— Start of Extracted entries —

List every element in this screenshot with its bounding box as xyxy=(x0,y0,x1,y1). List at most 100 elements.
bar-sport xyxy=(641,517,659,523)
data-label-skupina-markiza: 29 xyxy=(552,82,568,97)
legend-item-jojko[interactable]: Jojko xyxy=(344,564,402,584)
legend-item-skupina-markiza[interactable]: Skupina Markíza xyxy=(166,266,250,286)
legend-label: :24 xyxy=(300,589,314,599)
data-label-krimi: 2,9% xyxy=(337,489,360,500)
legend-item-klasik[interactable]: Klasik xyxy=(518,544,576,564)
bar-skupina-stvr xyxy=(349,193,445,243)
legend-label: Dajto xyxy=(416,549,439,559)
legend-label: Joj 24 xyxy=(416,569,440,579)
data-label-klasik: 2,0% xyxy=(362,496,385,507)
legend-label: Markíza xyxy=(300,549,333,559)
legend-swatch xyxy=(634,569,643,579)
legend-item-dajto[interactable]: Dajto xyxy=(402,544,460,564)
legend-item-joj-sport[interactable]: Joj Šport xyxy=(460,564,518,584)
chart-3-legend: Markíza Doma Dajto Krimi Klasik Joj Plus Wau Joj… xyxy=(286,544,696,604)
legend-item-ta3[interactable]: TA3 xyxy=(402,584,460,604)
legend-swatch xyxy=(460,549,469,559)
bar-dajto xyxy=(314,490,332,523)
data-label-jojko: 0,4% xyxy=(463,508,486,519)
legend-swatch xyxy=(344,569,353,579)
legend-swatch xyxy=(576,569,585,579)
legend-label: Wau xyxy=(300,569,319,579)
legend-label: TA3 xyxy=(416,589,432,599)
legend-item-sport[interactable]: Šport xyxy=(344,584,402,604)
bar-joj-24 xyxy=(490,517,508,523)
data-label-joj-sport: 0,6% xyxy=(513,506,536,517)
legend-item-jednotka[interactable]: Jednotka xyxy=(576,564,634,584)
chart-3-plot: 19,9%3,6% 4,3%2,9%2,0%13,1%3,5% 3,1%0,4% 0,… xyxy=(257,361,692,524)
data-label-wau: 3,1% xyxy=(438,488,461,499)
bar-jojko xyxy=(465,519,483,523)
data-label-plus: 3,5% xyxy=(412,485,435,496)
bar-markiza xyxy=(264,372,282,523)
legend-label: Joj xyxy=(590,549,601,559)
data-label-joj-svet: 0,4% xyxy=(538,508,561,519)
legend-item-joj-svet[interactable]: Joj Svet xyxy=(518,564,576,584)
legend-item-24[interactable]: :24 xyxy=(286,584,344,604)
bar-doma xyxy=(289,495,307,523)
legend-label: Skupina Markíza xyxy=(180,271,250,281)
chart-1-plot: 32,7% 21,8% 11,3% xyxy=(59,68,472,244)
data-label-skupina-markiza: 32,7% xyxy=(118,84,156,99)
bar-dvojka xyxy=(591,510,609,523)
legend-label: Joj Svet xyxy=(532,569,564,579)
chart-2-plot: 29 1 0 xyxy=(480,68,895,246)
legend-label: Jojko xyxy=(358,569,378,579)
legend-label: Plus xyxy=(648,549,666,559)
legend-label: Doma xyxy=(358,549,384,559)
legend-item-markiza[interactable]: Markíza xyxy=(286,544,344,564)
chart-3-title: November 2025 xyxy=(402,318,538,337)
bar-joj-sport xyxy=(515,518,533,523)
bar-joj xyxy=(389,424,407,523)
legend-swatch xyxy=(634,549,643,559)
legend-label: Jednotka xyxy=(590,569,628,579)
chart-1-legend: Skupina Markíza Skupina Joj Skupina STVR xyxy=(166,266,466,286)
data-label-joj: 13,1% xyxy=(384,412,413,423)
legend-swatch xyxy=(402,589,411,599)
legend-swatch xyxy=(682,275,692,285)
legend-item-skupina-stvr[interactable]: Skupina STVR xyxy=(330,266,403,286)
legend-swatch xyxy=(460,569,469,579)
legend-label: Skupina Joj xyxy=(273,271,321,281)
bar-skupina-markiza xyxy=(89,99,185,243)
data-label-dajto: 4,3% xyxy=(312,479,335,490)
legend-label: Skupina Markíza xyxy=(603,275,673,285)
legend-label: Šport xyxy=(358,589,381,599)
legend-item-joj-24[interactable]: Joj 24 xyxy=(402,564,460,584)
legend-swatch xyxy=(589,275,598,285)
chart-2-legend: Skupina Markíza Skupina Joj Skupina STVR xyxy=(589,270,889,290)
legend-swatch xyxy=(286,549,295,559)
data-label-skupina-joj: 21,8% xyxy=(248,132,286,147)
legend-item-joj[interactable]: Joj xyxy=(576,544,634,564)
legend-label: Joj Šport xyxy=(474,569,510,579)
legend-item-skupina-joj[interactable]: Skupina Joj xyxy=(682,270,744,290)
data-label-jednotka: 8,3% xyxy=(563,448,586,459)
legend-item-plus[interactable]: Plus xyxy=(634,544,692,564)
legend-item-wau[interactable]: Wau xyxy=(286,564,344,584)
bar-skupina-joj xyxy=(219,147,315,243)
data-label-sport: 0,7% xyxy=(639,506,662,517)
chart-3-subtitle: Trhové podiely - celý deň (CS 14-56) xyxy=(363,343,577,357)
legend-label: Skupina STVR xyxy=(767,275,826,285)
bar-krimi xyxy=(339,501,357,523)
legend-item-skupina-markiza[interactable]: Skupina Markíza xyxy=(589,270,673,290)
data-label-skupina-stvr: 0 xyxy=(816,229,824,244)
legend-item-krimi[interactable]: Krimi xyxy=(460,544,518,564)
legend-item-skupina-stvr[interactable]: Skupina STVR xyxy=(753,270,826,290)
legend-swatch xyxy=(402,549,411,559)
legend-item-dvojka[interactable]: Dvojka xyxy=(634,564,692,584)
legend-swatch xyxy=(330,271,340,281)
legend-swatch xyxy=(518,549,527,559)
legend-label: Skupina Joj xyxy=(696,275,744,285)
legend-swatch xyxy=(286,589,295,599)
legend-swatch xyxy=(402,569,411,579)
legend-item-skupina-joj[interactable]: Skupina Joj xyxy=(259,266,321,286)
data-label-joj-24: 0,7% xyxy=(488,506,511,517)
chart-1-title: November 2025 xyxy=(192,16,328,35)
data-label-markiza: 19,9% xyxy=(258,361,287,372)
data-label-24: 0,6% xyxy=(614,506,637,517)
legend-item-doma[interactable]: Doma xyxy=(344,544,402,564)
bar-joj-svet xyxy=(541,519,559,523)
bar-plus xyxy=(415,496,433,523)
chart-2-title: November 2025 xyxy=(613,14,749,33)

— End of Extracted entries —

Reproduce the listing above verbatim, every line of it.

List every element in this screenshot with its bounding box as xyxy=(x0,y0,x1,y1). List at most 100 elements.
bar-sport xyxy=(641,517,659,523)
data-label-skupina-markiza: 29 xyxy=(552,82,568,97)
legend-item-jojko[interactable]: Jojko xyxy=(344,564,402,584)
legend-item-skupina-markiza[interactable]: Skupina Markíza xyxy=(166,266,250,286)
legend-label: :24 xyxy=(300,589,314,599)
data-label-krimi: 2,9% xyxy=(337,489,360,500)
legend-item-klasik[interactable]: Klasik xyxy=(518,544,576,564)
bar-skupina-stvr xyxy=(349,193,445,243)
legend-label: Dajto xyxy=(416,549,439,559)
legend-label: Joj 24 xyxy=(416,569,440,579)
data-label-klasik: 2,0% xyxy=(362,496,385,507)
legend-label: Markíza xyxy=(300,549,333,559)
legend-swatch xyxy=(634,569,643,579)
legend-item-dajto[interactable]: Dajto xyxy=(402,544,460,564)
legend-item-joj-sport[interactable]: Joj Šport xyxy=(460,564,518,584)
chart-3-legend: Markíza Doma Dajto Krimi Klasik Joj Plus Wau Joj… xyxy=(286,544,696,604)
legend-item-ta3[interactable]: TA3 xyxy=(402,584,460,604)
legend-swatch xyxy=(460,549,469,559)
bar-dajto xyxy=(314,490,332,523)
data-label-jojko: 0,4% xyxy=(463,508,486,519)
legend-swatch xyxy=(344,569,353,579)
legend-swatch xyxy=(576,569,585,579)
legend-label: Wau xyxy=(300,569,319,579)
legend-label: TA3 xyxy=(416,589,432,599)
legend-item-sport[interactable]: Šport xyxy=(344,584,402,604)
bar-joj-24 xyxy=(490,517,508,523)
data-label-joj-sport: 0,6% xyxy=(513,506,536,517)
legend-item-jednotka[interactable]: Jednotka xyxy=(576,564,634,584)
chart-3-plot: 19,9%3,6% 4,3%2,9%2,0%13,1%3,5% 3,1%0,4% 0,… xyxy=(257,361,692,524)
data-label-wau: 3,1% xyxy=(438,488,461,499)
bar-jojko xyxy=(465,519,483,523)
data-label-plus: 3,5% xyxy=(412,485,435,496)
bar-markiza xyxy=(264,372,282,523)
legend-label: Joj xyxy=(590,549,601,559)
data-label-joj-svet: 0,4% xyxy=(538,508,561,519)
legend-item-joj-svet[interactable]: Joj Svet xyxy=(518,564,576,584)
legend-item-24[interactable]: :24 xyxy=(286,584,344,604)
bar-doma xyxy=(289,495,307,523)
legend-label: Skupina Markíza xyxy=(180,271,250,281)
chart-1-plot: 32,7% 21,8% 11,3% xyxy=(59,68,472,244)
data-label-skupina-markiza: 32,7% xyxy=(118,84,156,99)
bar-dvojka xyxy=(591,510,609,523)
legend-label: Joj Svet xyxy=(532,569,564,579)
chart-2-plot: 29 1 0 xyxy=(480,68,895,246)
legend-label: Jojko xyxy=(358,569,378,579)
legend-label: Plus xyxy=(648,549,666,559)
legend-label: Doma xyxy=(358,549,384,559)
legend-item-markiza[interactable]: Markíza xyxy=(286,544,344,564)
chart-3-title: November 2025 xyxy=(402,318,538,337)
bar-joj-sport xyxy=(515,518,533,523)
bar-joj xyxy=(389,424,407,523)
legend-swatch xyxy=(634,549,643,559)
legend-label: Jednotka xyxy=(590,569,628,579)
chart-1-legend: Skupina Markíza Skupina Joj Skupina STVR xyxy=(166,266,466,286)
data-label-joj: 13,1% xyxy=(384,412,413,423)
legend-swatch xyxy=(402,589,411,599)
legend-swatch xyxy=(682,275,692,285)
legend-item-skupina-stvr[interactable]: Skupina STVR xyxy=(330,266,403,286)
legend-swatch xyxy=(460,569,469,579)
legend-label: Skupina Joj xyxy=(273,271,321,281)
bar-skupina-markiza xyxy=(89,99,185,243)
data-label-dajto: 4,3% xyxy=(312,479,335,490)
legend-label: Skupina Markíza xyxy=(603,275,673,285)
legend-label: Šport xyxy=(358,589,381,599)
legend-item-joj-24[interactable]: Joj 24 xyxy=(402,564,460,584)
legend-swatch xyxy=(589,275,598,285)
chart-2-legend: Skupina Markíza Skupina Joj Skupina STVR xyxy=(589,270,889,290)
legend-swatch xyxy=(286,549,295,559)
data-label-skupina-joj: 21,8% xyxy=(248,132,286,147)
legend-item-joj[interactable]: Joj xyxy=(576,544,634,564)
legend-label: Joj Šport xyxy=(474,569,510,579)
legend-item-skupina-joj[interactable]: Skupina Joj xyxy=(682,270,744,290)
data-label-jednotka: 8,3% xyxy=(563,448,586,459)
legend-item-plus[interactable]: Plus xyxy=(634,544,692,564)
legend-item-wau[interactable]: Wau xyxy=(286,564,344,584)
bar-skupina-joj xyxy=(219,147,315,243)
data-label-sport: 0,7% xyxy=(639,506,662,517)
chart-3-subtitle: Trhové podiely - celý deň (CS 14-56) xyxy=(363,343,577,357)
legend-label: Skupina STVR xyxy=(767,275,826,285)
bar-krimi xyxy=(339,501,357,523)
legend-item-skupina-markiza[interactable]: Skupina Markíza xyxy=(589,270,673,290)
data-label-skupina-stvr: 0 xyxy=(816,229,824,244)
legend-item-krimi[interactable]: Krimi xyxy=(460,544,518,564)
legend-item-skupina-stvr[interactable]: Skupina STVR xyxy=(753,270,826,290)
legend-swatch xyxy=(402,549,411,559)
legend-item-dvojka[interactable]: Dvojka xyxy=(634,564,692,584)
legend-swatch xyxy=(330,271,340,281)
legend-swatch xyxy=(518,549,527,559)
legend-label: Skupina Joj xyxy=(696,275,744,285)
legend-swatch xyxy=(286,589,295,599)
legend-swatch xyxy=(402,569,411,579)
legend-item-skupina-joj[interactable]: Skupina Joj xyxy=(259,266,321,286)
data-label-joj-24: 0,7% xyxy=(488,506,511,517)
chart-1-title: November 2025 xyxy=(192,16,328,35)
data-label-markiza: 19,9% xyxy=(258,361,287,372)
data-label-24: 0,6% xyxy=(614,506,637,517)
legend-item-doma[interactable]: Doma xyxy=(344,544,402,564)
bar-joj-svet xyxy=(541,519,559,523)
bar-plus xyxy=(415,496,433,523)
chart-2-title: November 2025 xyxy=(613,14,749,33)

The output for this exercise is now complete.